# Problem
Convert the data below into a JSON list of strings, one string per line, with blank lines and pictures left out.

# Data lines
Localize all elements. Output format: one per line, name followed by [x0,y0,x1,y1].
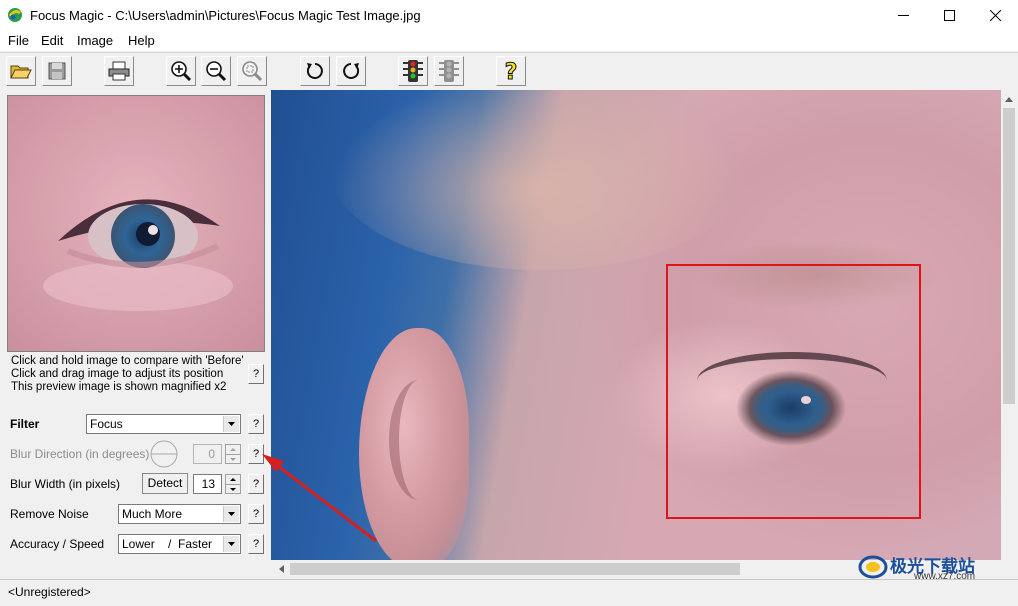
spin-down-icon [226,485,240,494]
app-logo-icon [8,8,22,22]
rotate-left-icon [306,63,323,79]
zoom-out-button[interactable] [201,56,231,86]
preview-eye-picture [8,96,264,351]
filter-select[interactable]: Focus [86,414,241,434]
stop-button[interactable] [434,56,464,86]
remove-noise-value: Much More [122,507,183,521]
blur-width-help-button[interactable]: ? [248,474,264,494]
filter-value: Focus [90,417,123,431]
blur-direction-input[interactable]: 0 [193,444,222,464]
rotate-right-icon [343,63,360,79]
help-icon: ? [504,60,518,84]
watermark: 极光下载站 www.xz7.com [858,552,1018,582]
help-button[interactable]: ? [496,56,526,86]
spin-up-icon [226,475,240,485]
horizontal-scroll-thumb[interactable] [290,563,740,575]
preview-help-button[interactable]: ? [248,364,264,384]
watermark-logo-icon [858,555,888,579]
print-button[interactable] [104,56,134,86]
vertical-scroll-thumb[interactable] [1003,108,1015,404]
traffic-light-icon [403,60,423,82]
blur-width-label: Blur Width (in pixels) [10,477,121,491]
spin-down-icon [226,455,240,464]
rotate-right-button[interactable] [336,56,366,86]
open-button[interactable] [6,56,36,86]
status-text: <Unregistered> [8,585,91,599]
photo-ear-inner [389,380,449,500]
save-button[interactable] [42,56,72,86]
minimize-button[interactable] [880,0,926,31]
accuracy-speed-label: Accuracy / Speed [10,537,105,551]
menu-bar: File Edit Image Help [0,31,1018,51]
blur-direction-spinner[interactable] [225,444,241,464]
status-bar: <Unregistered> [0,579,1018,606]
preview-hint-1: Click and hold image to compare with 'Be… [11,355,244,367]
spin-up-icon [226,445,240,455]
save-icon [48,62,66,80]
title-bar: Focus Magic - C:\Users\admin\Pictures\Fo… [0,0,1018,31]
blur-width-spinner[interactable] [225,474,241,494]
zoom-fit-button[interactable] [237,56,267,86]
blur-direction-help-button[interactable]: ? [248,444,264,464]
svg-text:?: ? [505,60,518,83]
close-button[interactable] [972,0,1018,31]
preview-hint-2: Click and drag image to adjust its posit… [11,368,224,380]
direction-dial-icon [150,440,178,468]
accuracy-speed-select[interactable]: Lower / Faster [118,534,241,554]
watermark-url: www.xz7.com [914,571,976,582]
menu-image[interactable]: Image [77,33,113,48]
accuracy-speed-value: Lower / Faster [122,537,213,551]
menu-file[interactable]: File [8,33,29,48]
chevron-down-icon [223,506,239,522]
image-canvas[interactable] [271,90,1001,560]
preview-image[interactable] [7,95,265,352]
window-title: Focus Magic - C:\Users\admin\Pictures\Fo… [30,8,421,23]
chevron-down-icon [223,536,239,552]
zoom-out-icon [206,61,227,82]
minimize-icon [897,15,909,16]
detect-button[interactable]: Detect [142,473,188,494]
traffic-light-disabled-icon [439,60,459,82]
photo-hair-region [331,90,751,270]
filter-help-button[interactable]: ? [248,414,264,434]
print-icon [108,61,130,81]
maximize-button[interactable] [926,0,972,31]
zoom-in-button[interactable] [166,56,196,86]
blur-width-input[interactable]: 13 [193,474,222,494]
zoom-in-icon [171,61,192,82]
remove-noise-label: Remove Noise [10,507,89,521]
chevron-down-icon [223,416,239,432]
settings-panel: Click and hold image to compare with 'Be… [0,90,271,578]
scroll-up-icon[interactable] [1003,93,1015,105]
scroll-left-icon[interactable] [275,563,287,575]
remove-noise-help-button[interactable]: ? [248,504,264,524]
accuracy-speed-help-button[interactable]: ? [248,534,264,554]
blur-direction-label: Blur Direction (in degrees) [10,447,150,461]
zoom-fit-icon [242,61,263,82]
process-button[interactable] [398,56,428,86]
filter-label: Filter [10,417,40,431]
rotate-left-button[interactable] [300,56,330,86]
menu-edit[interactable]: Edit [41,33,63,48]
maximize-icon [943,10,955,21]
menu-help[interactable]: Help [128,33,155,48]
preview-selection-box[interactable] [666,264,921,519]
toolbar: ? [0,52,1018,91]
preview-hint-3: This preview image is shown magnified x2 [11,381,227,393]
remove-noise-select[interactable]: Much More [118,504,241,524]
open-icon [10,65,32,79]
close-icon [989,10,1001,21]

# Solution
[
  "Localize all elements. Output format: one per line, name followed by [x0,y0,x1,y1].",
  "spin-down-icon [226,485,240,494]",
  "app-logo-icon [8,8,22,22]",
  "rotate-left-icon [306,63,323,79]",
  "zoom-out-button[interactable] [201,56,231,86]",
  "preview-eye-picture [8,96,264,351]",
  "filter-select[interactable]: Focus [86,414,241,434]",
  "stop-button[interactable] [434,56,464,86]",
  "remove-noise-value: Much More [122,507,183,521]",
  "blur-width-help-button[interactable]: ? [248,474,264,494]",
  "filter-value: Focus [90,417,123,431]",
  "blur-direction-input[interactable]: 0 [193,444,222,464]",
  "rotate-right-icon [343,63,360,79]",
  "help-icon: ? [504,60,518,84]",
  "watermark: 极光下载站 www.xz7.com [858,552,1018,582]",
  "help-button[interactable]: ? [496,56,526,86]",
  "spin-up-icon [226,475,240,485]",
  "horizontal-scroll-thumb[interactable] [290,563,740,575]",
  "preview-help-button[interactable]: ? [248,364,264,384]",
  "watermark-logo-icon [858,555,888,579]",
  "print-button[interactable] [104,56,134,86]",
  "vertical-scroll-thumb[interactable] [1003,108,1015,404]",
  "traffic-light-icon [403,60,423,82]",
  "blur-width-label: Blur Width (in pixels) [10,477,121,491]",
  "spin-down-icon [226,455,240,464]",
  "rotate-right-button[interactable] [336,56,366,86]",
  "open-button[interactable] [6,56,36,86]",
  "status-text: <Unregistered> [8,585,91,599]",
  "photo-ear-inner [389,380,449,500]",
  "save-button[interactable] [42,56,72,86]",
  "minimize-button[interactable] [880,0,926,31]",
  "accuracy-speed-label: Accuracy / Speed [10,537,105,551]",
  "menu-bar: File Edit Image Help [0,31,1018,51]",
  "blur-direction-spinner[interactable] [225,444,241,464]",
  "status-bar: <Unregistered> [0,579,1018,606]",
  "preview-hint-1: Click and hold image to compare with 'Be… [11,355,244,367]",
  "spin-up-icon [226,445,240,455]",
  "save-icon [48,62,66,80]",
  "title-bar: Focus Magic - C:\\Users\\admin\\Pictures\\Fo… [0,0,1018,31]",
  "blur-width-spinner[interactable] [225,474,241,494]",
  "zoom-fit-button[interactable] [237,56,267,86]",
  "blur-direction-help-button[interactable]: ? [248,444,264,464]",
  "svg-text:?: ? [505,60,518,83]",
  "close-button[interactable] [972,0,1018,31]",
  "preview-hint-2: Click and drag image to adjust its posit… [11,368,224,380]",
  "direction-dial-icon [150,440,178,468]",
  "accuracy-speed-select[interactable]: Lower / Faster [118,534,241,554]",
  "watermark-url: www.xz7.com [914,571,976,582]",
  "menu-image[interactable]: Image [77,33,113,48]",
  "accuracy-speed-value: Lower / Faster [122,537,213,551]",
  "menu-file[interactable]: File [8,33,29,48]",
  "chevron-down-icon [223,506,239,522]",
  "image-canvas[interactable] [271,90,1001,560]",
  "preview-image[interactable] [7,95,265,352]",
  "window-title: Focus Magic - C:\\Users\\admin\\Pictures\\Fo… [30,8,421,23]",
  "chevron-down-icon [223,536,239,552]",
  "zoom-out-icon [206,61,227,82]",
  "minimize-icon [897,15,909,16]",
  "detect-button[interactable]: Detect [142,473,188,494]",
  "traffic-light-disabled-icon [439,60,459,82]",
  "photo-hair-region [331,90,751,270]",
  "filter-help-button[interactable]: ? [248,414,264,434]",
  "print-icon [108,61,130,81]",
  "maximize-button[interactable] [926,0,972,31]",
  "zoom-in-button[interactable] [166,56,196,86]",
  "blur-width-input[interactable]: 13 [193,474,222,494]",
  "zoom-in-icon [171,61,192,82]",
  "remove-noise-label: Remove Noise [10,507,89,521]",
  "chevron-down-icon [223,416,239,432]",
  "settings-panel: Click and hold image to compare with 'Be… [0,90,271,578]",
  "scroll-up-icon[interactable] [1003,93,1015,105]",
  "scroll-left-icon[interactable] [275,563,287,575]",
  "remove-noise-help-button[interactable]: ? [248,504,264,524]",
  "accuracy-speed-help-button[interactable]: ? [248,534,264,554]",
  "blur-direction-label: Blur Direction (in degrees) [10,447,150,461]",
  "zoom-fit-icon [242,61,263,82]",
  "process-button[interactable] [398,56,428,86]",
  "filter-label: Filter [10,417,40,431]",
  "rotate-left-button[interactable] [300,56,330,86]",
  "menu-edit[interactable]: Edit [41,33,63,48]",
  "maximize-icon [943,10,955,21]",
  "menu-help[interactable]: Help [128,33,155,48]",
  "preview-selection-box[interactable] [666,264,921,519]",
  "toolbar: ? [0,52,1018,91]",
  "preview-hint-3: This preview image is shown magnified x2 [11,381,227,393]",
  "remove-noise-select[interactable]: Much More [118,504,241,524]",
  "open-icon [10,65,32,79]",
  "close-icon [989,10,1001,21]"
]